(Data excerpts)
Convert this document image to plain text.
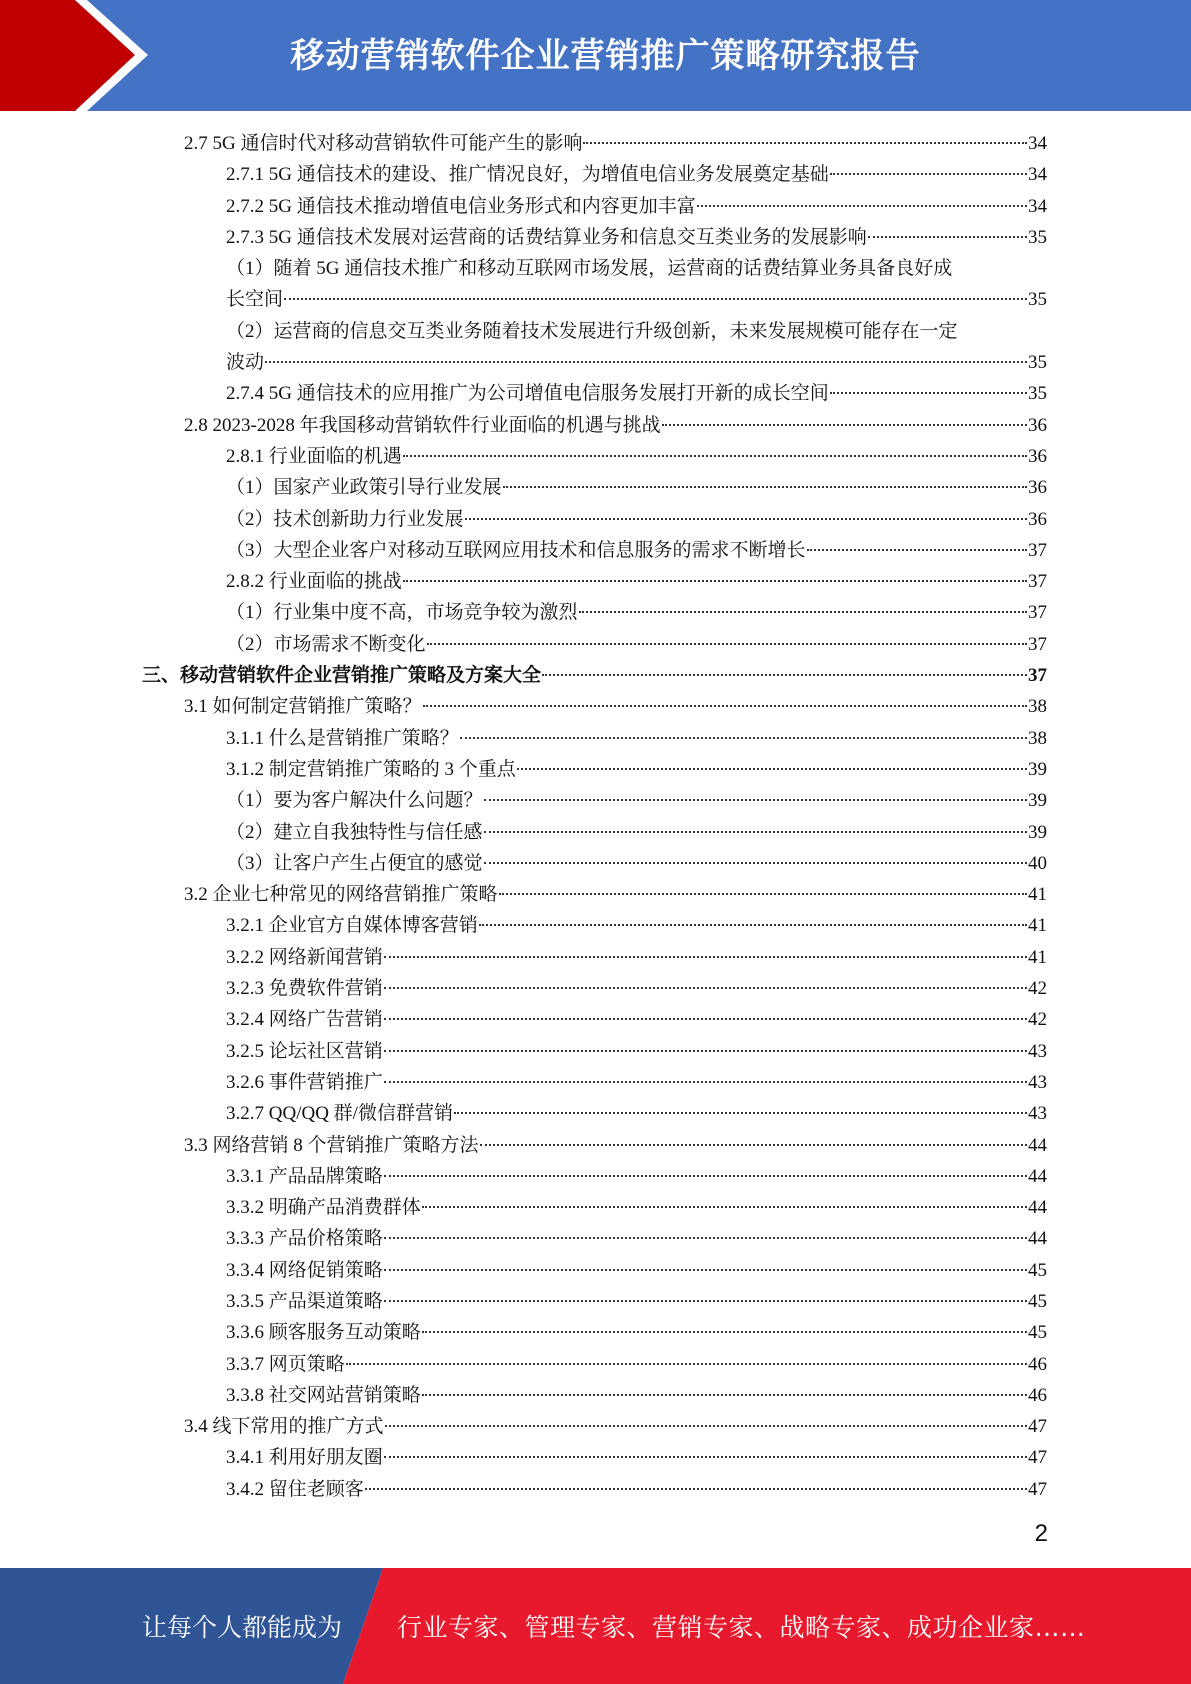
移动营销软件企业营销推广策略研究报告
2.7 5G 通信时代对移动营销软件可能产生的影响	34
2.7.1 5G 通信技术的建设、推广情况良好，为增值电信业务发展奠定基础	34
2.7.2 5G 通信技术推动增值电信业务形式和内容更加丰富	34
2.7.3 5G 通信技术发展对运营商的话费结算业务和信息交互类业务的发展影响	35
（1）随着 5G 通信技术推广和移动互联网市场发展，运营商的话费结算业务具备良好成
长空间	35
（2）运营商的信息交互类业务随着技术发展进行升级创新，未来发展规模可能存在一定
波动	35
2.7.4 5G 通信技术的应用推广为公司增值电信服务发展打开新的成长空间	35
2.8 2023-2028 年我国移动营销软件行业面临的机遇与挑战	36
2.8.1 行业面临的机遇	36
（1）国家产业政策引导行业发展	36
（2）技术创新助力行业发展	36
（3）大型企业客户对移动互联网应用技术和信息服务的需求不断增长	37
2.8.2 行业面临的挑战	37
（1）行业集中度不高，市场竞争较为激烈	37
（2）市场需求不断变化	37
三、移动营销软件企业营销推广策略及方案大全	37
3.1 如何制定营销推广策略？	38
3.1.1 什么是营销推广策略？	38
3.1.2 制定营销推广策略的 3 个重点	39
（1）要为客户解决什么问题？	39
（2）建立自我独特性与信任感	39
（3）让客户产生占便宜的感觉	40
3.2 企业七种常见的网络营销推广策略	41
3.2.1 企业官方自媒体博客营销	41
3.2.2 网络新闻营销	41
3.2.3 免费软件营销	42
3.2.4 网络广告营销	42
3.2.5 论坛社区营销	43
3.2.6 事件营销推广	43
3.2.7 QQ/QQ 群/微信群营销	43
3.3 网络营销 8 个营销推广策略方法	44
3.3.1 产品品牌策略	44
3.3.2 明确产品消费群体	44
3.3.3 产品价格策略	44
3.3.4 网络促销策略	45
3.3.5 产品渠道策略	45
3.3.6 顾客服务互动策略	45
3.3.7 网页策略	46
3.3.8 社交网站营销策略	46
3.4 线下常用的推广方式	47
3.4.1 利用好朋友圈	47
3.4.2 留住老顾客	47
2
让每个人都能成为 行业专家、管理专家、营销专家、战略专家、成功企业家……
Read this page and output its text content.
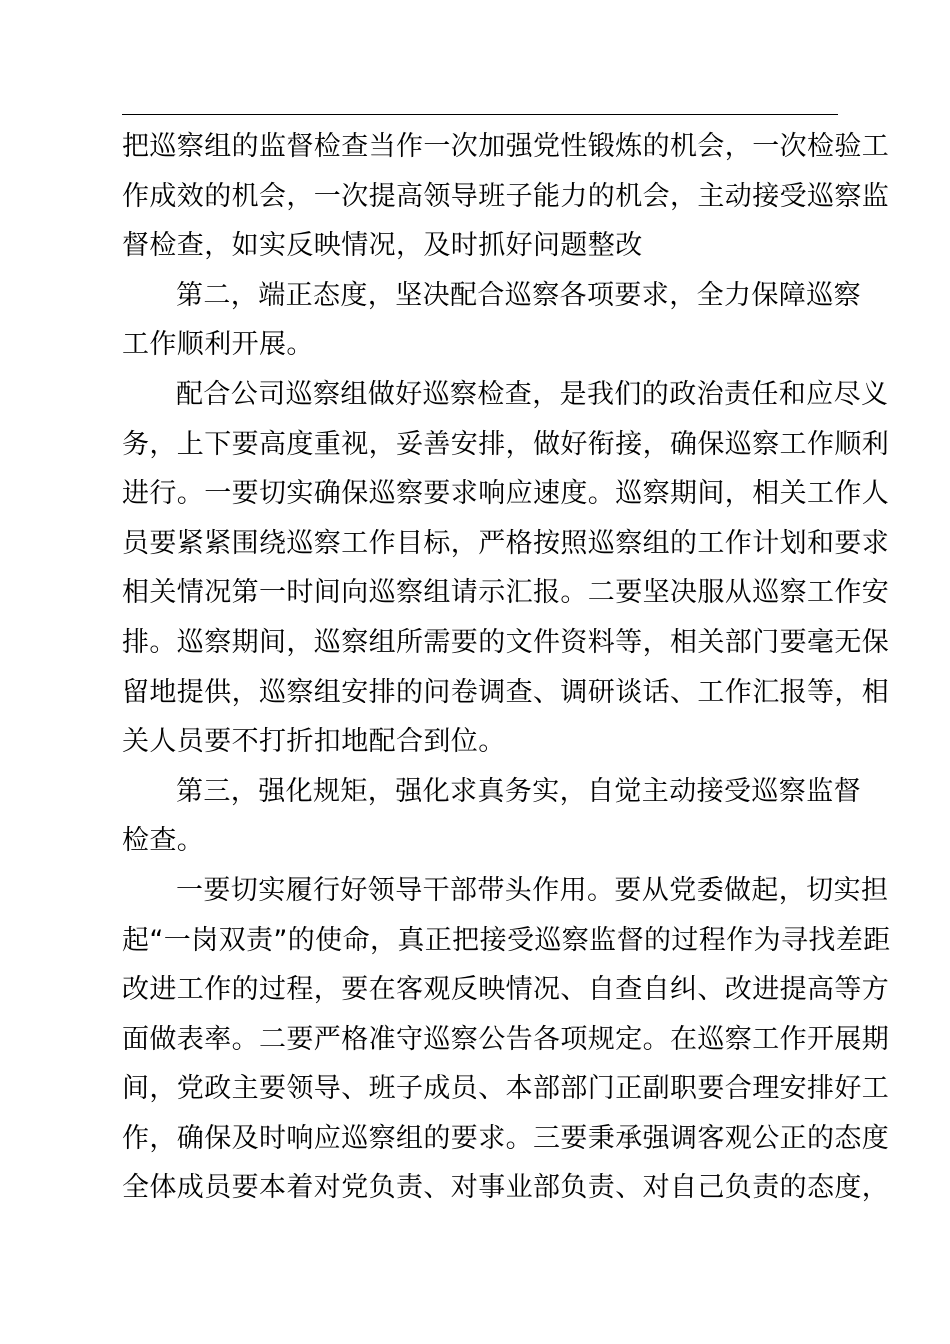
把巡察组的监督检查当作一次加强党性锻炼的机会，一次检验工
作成效的机会，一次提高领导班子能力的机会，主动接受巡察监
督检查，如实反映情况，及时抓好问题整改
第二，端正态度，坚决配合巡察各项要求，全力保障巡察
工作顺利开展。
配合公司巡察组做好巡察检查，是我们的政治责任和应尽义
务，上下要高度重视，妥善安排，做好衔接，确保巡察工作顺利
进行。一要切实确保巡察要求响应速度。巡察期间，相关工作人
员要紧紧围绕巡察工作目标，严格按照巡察组的工作计划和要求
相关情况第一时间向巡察组请示汇报。二要坚决服从巡察工作安
排。巡察期间，巡察组所需要的文件资料等，相关部门要毫无保
留地提供，巡察组安排的问卷调查、调研谈话、工作汇报等，相
关人员要不打折扣地配合到位。
第三，强化规矩，强化求真务实，自觉主动接受巡察监督
检查。
一要切实履行好领导干部带头作用。要从党委做起，切实担
起“一岗双责”的使命，真正把接受巡察监督的过程作为寻找差距
改进工作的过程，要在客观反映情况、自查自纠、改进提高等方
面做表率。二要严格准守巡察公告各项规定。在巡察工作开展期
间，党政主要领导、班子成员、本部部门正副职要合理安排好工
作，确保及时响应巡察组的要求。三要秉承强调客观公正的态度
全体成员要本着对党负责、对事业部负责、对自己负责的态度，
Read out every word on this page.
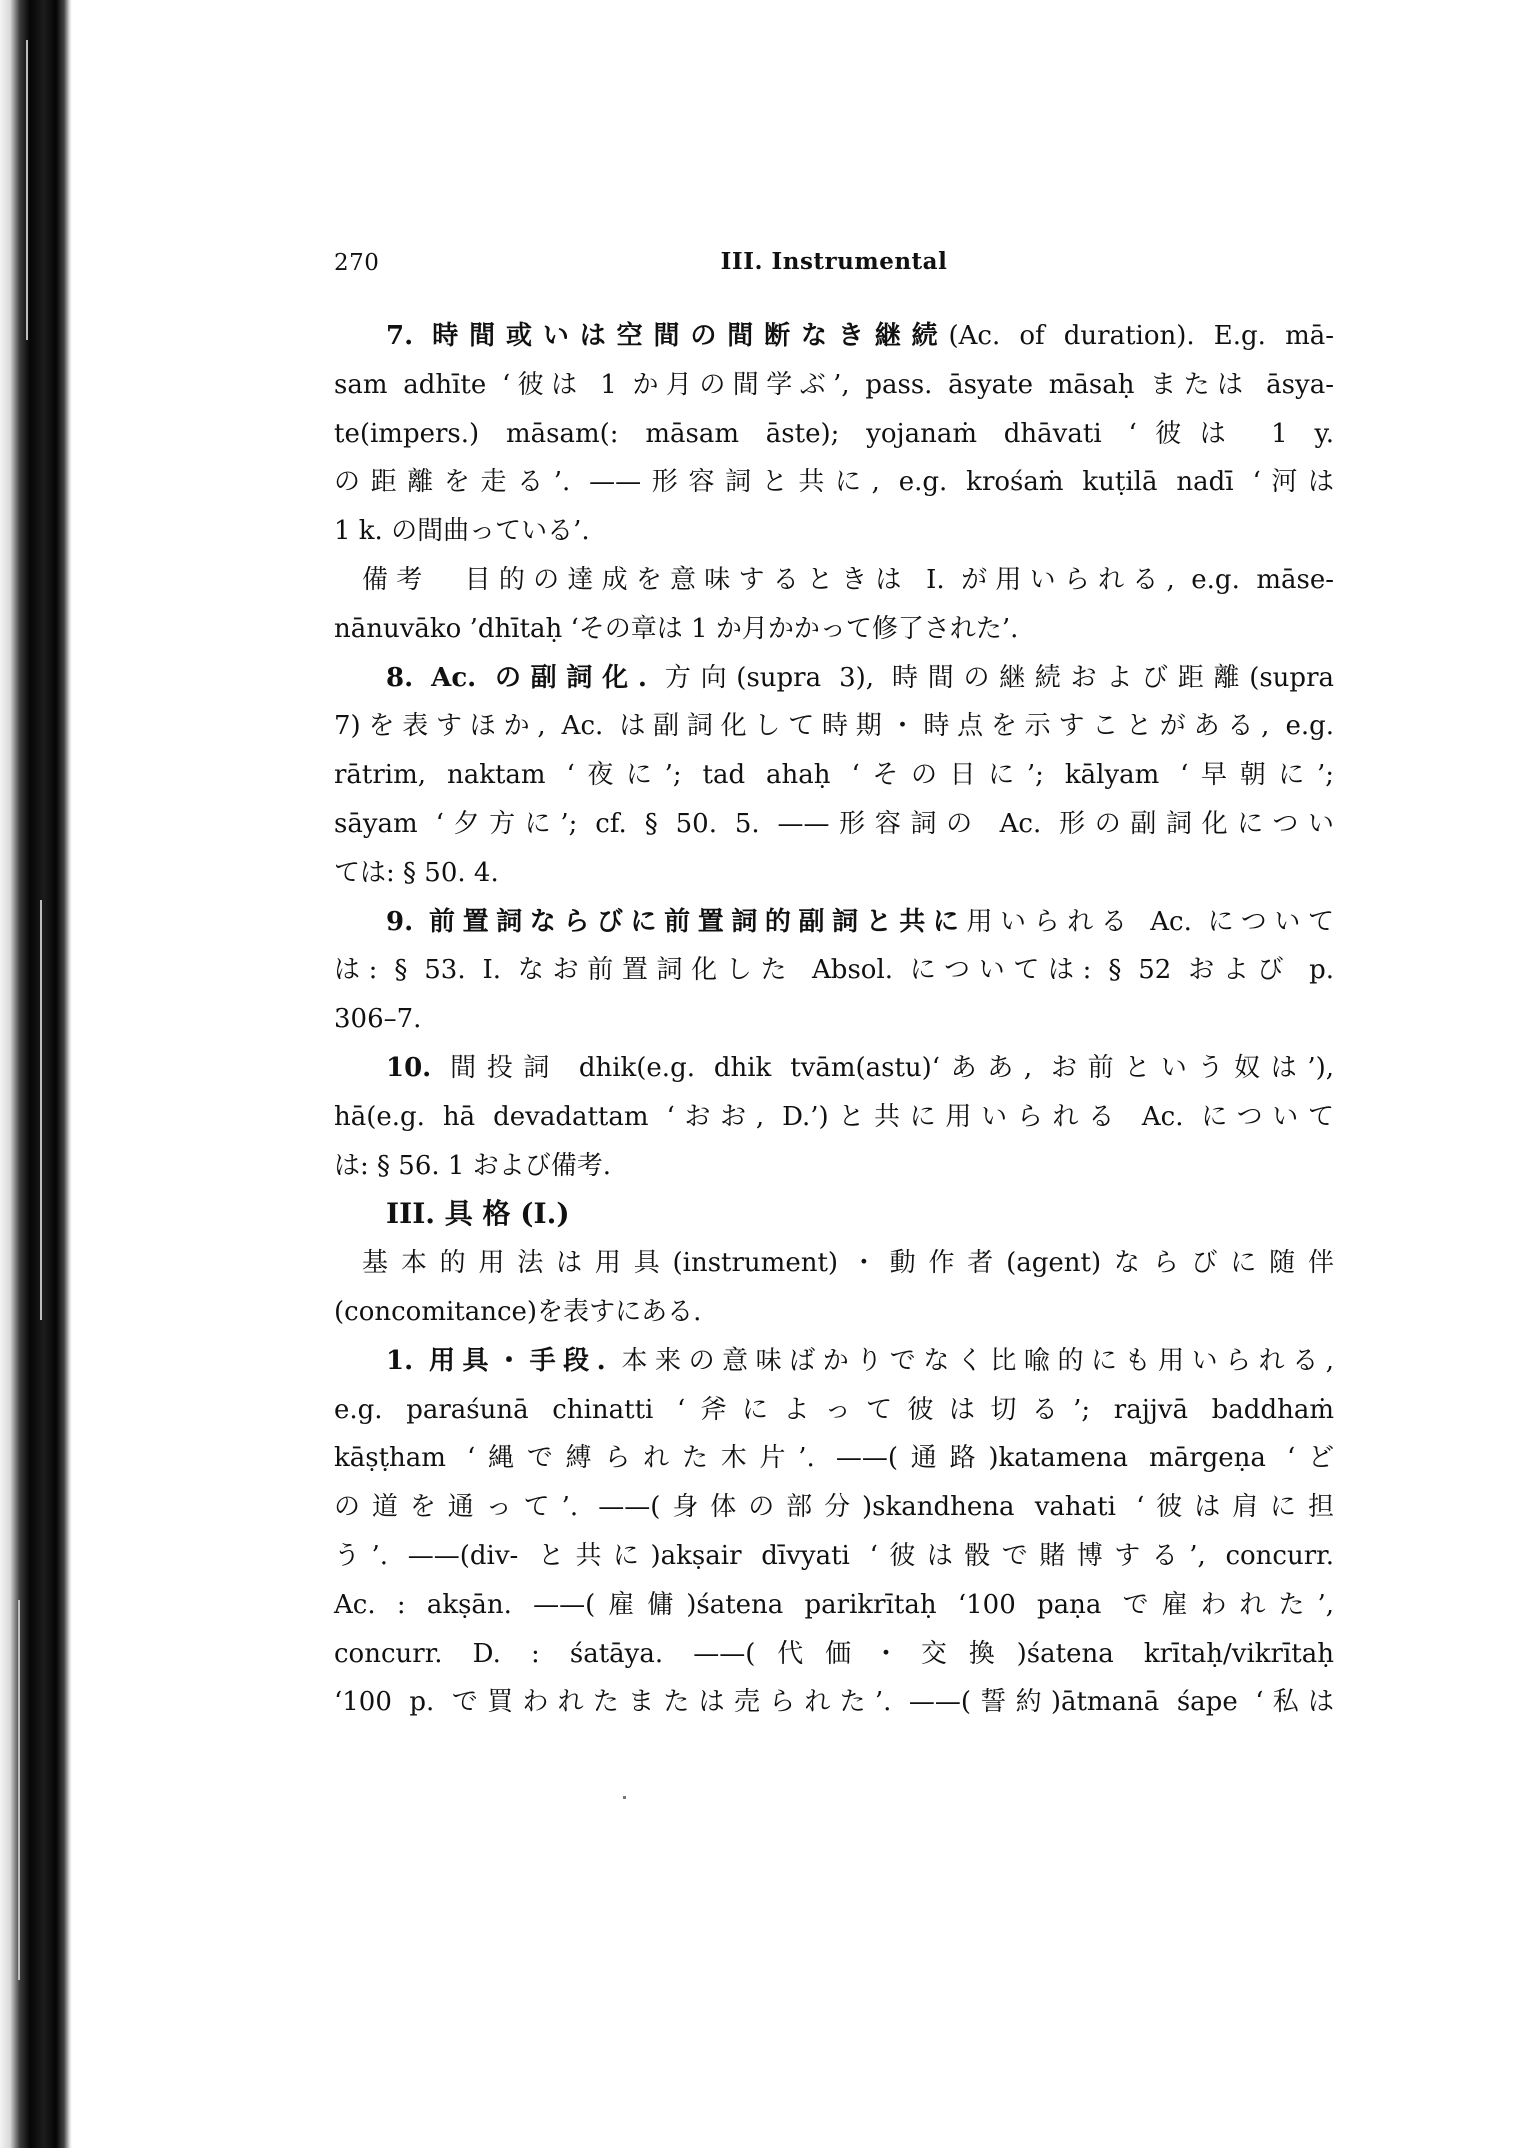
270	III. Instrumental
7. 時間或いは空間の間断なき継続(Ac. of duration). E.g. mā-
sam adhīte ‘彼は 1 か月の間学ぶ’, pass. āsyate māsaḥ または āsya-
te(impers.) māsam(: māsam āste); yojanaṁ dhāvati ‘彼は 1 y.
の距離を走る’. ——形容詞と共に, e.g. krośaṁ kuṭilā nadī ‘河は
1 k. の間曲っている’.
備考　目的の達成を意味するときは I. が用いられる, e.g. māse-
nānuvāko ’dhītaḥ ‘その章は 1 か月かかって修了された’.
8. Ac. の副詞化. 方向(supra 3), 時間の継続および距離(supra
7)を表すほか, Ac. は副詞化して時期・時点を示すことがある, e.g.
rātrim, naktam ‘夜に’; tad ahaḥ ‘その日に’; kālyam ‘早朝に’;
sāyam ‘夕方に’; cf. § 50. 5. ——形容詞の Ac. 形の副詞化につい
ては: § 50. 4.
9. 前置詞ならびに前置詞的副詞と共に用いられる Ac. について
は: § 53. I. なお前置詞化した Absol. については: § 52 および p.
306–7.
10. 間投詞 dhik(e.g. dhik tvām(astu)‘ああ, お前という奴は’),
hā(e.g. hā devadattam ‘おお, D.’)と共に用いられる Ac. について
は: § 56. 1 および備考.
III. 具 格 (I.)
基本的用法は用具(instrument)・動作者(agent)ならびに随伴
(concomitance)を表すにある.
1. 用具・手段. 本来の意味ばかりでなく比喩的にも用いられる,
e.g. paraśunā chinatti ‘斧によって彼は切る’; rajjvā baddhaṁ
kāṣṭham ‘縄で縛られた木片’. ——(通路)katamena mārgeṇa ‘ど
の道を通って’. ——(身体の部分)skandhena vahati ‘彼は肩に担
う’. ——(div- と共に)akṣair dīvyati ‘彼は骰で賭博する’, concurr.
Ac. : akṣān. ——(雇傭)śatena parikrītaḥ ‘100 paṇa で雇われた’,
concurr. D. : śatāya. ——(代価・交換)śatena krītaḥ/vikrītaḥ
‘100 p. で買われたまたは売られた’. ——(誓約)ātmanā śape ‘私は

▶ **TASK DESCRIPTION**
Every record above should be transcribed exactly; the pictures stay out of the copy.

▶ **RESULT OF THIS EXERCISE**
Convert this document image to plain text.
移动营销软件企业营销推广策略研究报告
2.7 5G 通信时代对移动营销软件可能产生的影响	34
2.7.1 5G 通信技术的建设、推广情况良好，为增值电信业务发展奠定基础	34
2.7.2 5G 通信技术推动增值电信业务形式和内容更加丰富	34
2.7.3 5G 通信技术发展对运营商的话费结算业务和信息交互类业务的发展影响	35
（1）随着 5G 通信技术推广和移动互联网市场发展，运营商的话费结算业务具备良好成
长空间	35
（2）运营商的信息交互类业务随着技术发展进行升级创新，未来发展规模可能存在一定
波动	35
2.7.4 5G 通信技术的应用推广为公司增值电信服务发展打开新的成长空间	35
2.8 2023-2028 年我国移动营销软件行业面临的机遇与挑战	36
2.8.1 行业面临的机遇	36
（1）国家产业政策引导行业发展	36
（2）技术创新助力行业发展	36
（3）大型企业客户对移动互联网应用技术和信息服务的需求不断增长	37
2.8.2 行业面临的挑战	37
（1）行业集中度不高，市场竞争较为激烈	37
（2）市场需求不断变化	37
三、移动营销软件企业营销推广策略及方案大全	37
3.1 如何制定营销推广策略？	38
3.1.1 什么是营销推广策略？	38
3.1.2 制定营销推广策略的 3 个重点	39
（1）要为客户解决什么问题？	39
（2）建立自我独特性与信任感	39
（3）让客户产生占便宜的感觉	40
3.2 企业七种常见的网络营销推广策略	41
3.2.1 企业官方自媒体博客营销	41
3.2.2 网络新闻营销	41
3.2.3 免费软件营销	42
3.2.4 网络广告营销	42
3.2.5 论坛社区营销	43
3.2.6 事件营销推广	43
3.2.7 QQ/QQ 群/微信群营销	43
3.3 网络营销 8 个营销推广策略方法	44
3.3.1 产品品牌策略	44
3.3.2 明确产品消费群体	44
3.3.3 产品价格策略	44
3.3.4 网络促销策略	45
3.3.5 产品渠道策略	45
3.3.6 顾客服务互动策略	45
3.3.7 网页策略	46
3.3.8 社交网站营销策略	46
3.4 线下常用的推广方式	47
3.4.1 利用好朋友圈	47
3.4.2 留住老顾客	47
2
让每个人都能成为 行业专家、管理专家、营销专家、战略专家、成功企业家……
Read this page and output its text content.
把巡察组的监督检查当作一次加强党性锻炼的机会，一次检验工
作成效的机会，一次提高领导班子能力的机会，主动接受巡察监
督检查，如实反映情况，及时抓好问题整改
第二，端正态度，坚决配合巡察各项要求，全力保障巡察
工作顺利开展。
配合公司巡察组做好巡察检查，是我们的政治责任和应尽义
务，上下要高度重视，妥善安排，做好衔接，确保巡察工作顺利
进行。一要切实确保巡察要求响应速度。巡察期间，相关工作人
员要紧紧围绕巡察工作目标，严格按照巡察组的工作计划和要求
相关情况第一时间向巡察组请示汇报。二要坚决服从巡察工作安
排。巡察期间，巡察组所需要的文件资料等，相关部门要毫无保
留地提供，巡察组安排的问卷调查、调研谈话、工作汇报等，相
关人员要不打折扣地配合到位。
第三，强化规矩，强化求真务实，自觉主动接受巡察监督
检查。
一要切实履行好领导干部带头作用。要从党委做起，切实担
起“一岗双责”的使命，真正把接受巡察监督的过程作为寻找差距
改进工作的过程，要在客观反映情况、自查自纠、改进提高等方
面做表率。二要严格准守巡察公告各项规定。在巡察工作开展期
间，党政主要领导、班子成员、本部部门正副职要合理安排好工
作，确保及时响应巡察组的要求。三要秉承强调客观公正的态度
全体成员要本着对党负责、对事业部负责、对自己负责的态度，
Read out every word on this page.
270	III. Instrumental
7. 時間或いは空間の間断なき継続(Ac. of duration). E.g. mā-
sam adhīte ‘彼は 1 か月の間学ぶ’, pass. āsyate māsaḥ または āsya-
te(impers.) māsam(: māsam āste); yojanaṁ dhāvati ‘彼は 1 y.
の距離を走る’. ——形容詞と共に, e.g. krośaṁ kuṭilā nadī ‘河は
1 k. の間曲っている’.
備考　目的の達成を意味するときは I. が用いられる, e.g. māse-
nānuvāko ’dhītaḥ ‘その章は 1 か月かかって修了された’.
8. Ac. の副詞化. 方向(supra 3), 時間の継続および距離(supra
7)を表すほか, Ac. は副詞化して時期・時点を示すことがある, e.g.
rātrim, naktam ‘夜に’; tad ahaḥ ‘その日に’; kālyam ‘早朝に’;
sāyam ‘夕方に’; cf. § 50. 5. ——形容詞の Ac. 形の副詞化につい
ては: § 50. 4.
9. 前置詞ならびに前置詞的副詞と共に用いられる Ac. について
は: § 53. I. なお前置詞化した Absol. については: § 52 および p.
306–7.
10. 間投詞 dhik(e.g. dhik tvām(astu)‘ああ, お前という奴は’),
hā(e.g. hā devadattam ‘おお, D.’)と共に用いられる Ac. について
は: § 56. 1 および備考.
III. 具 格 (I.)
基本的用法は用具(instrument)・動作者(agent)ならびに随伴
(concomitance)を表すにある.
1. 用具・手段. 本来の意味ばかりでなく比喩的にも用いられる,
e.g. paraśunā chinatti ‘斧によって彼は切る’; rajjvā baddhaṁ
kāṣṭham ‘縄で縛られた木片’. ——(通路)katamena mārgeṇa ‘ど
の道を通って’. ——(身体の部分)skandhena vahati ‘彼は肩に担
う’. ——(div- と共に)akṣair dīvyati ‘彼は骰で賭博する’, concurr.
Ac. : akṣān. ——(雇傭)śatena parikrītaḥ ‘100 paṇa で雇われた’,
concurr. D. : śatāya. ——(代価・交換)śatena krītaḥ/vikrītaḥ
‘100 p. で買われたまたは売られた’. ——(誓約)ātmanā śape ‘私は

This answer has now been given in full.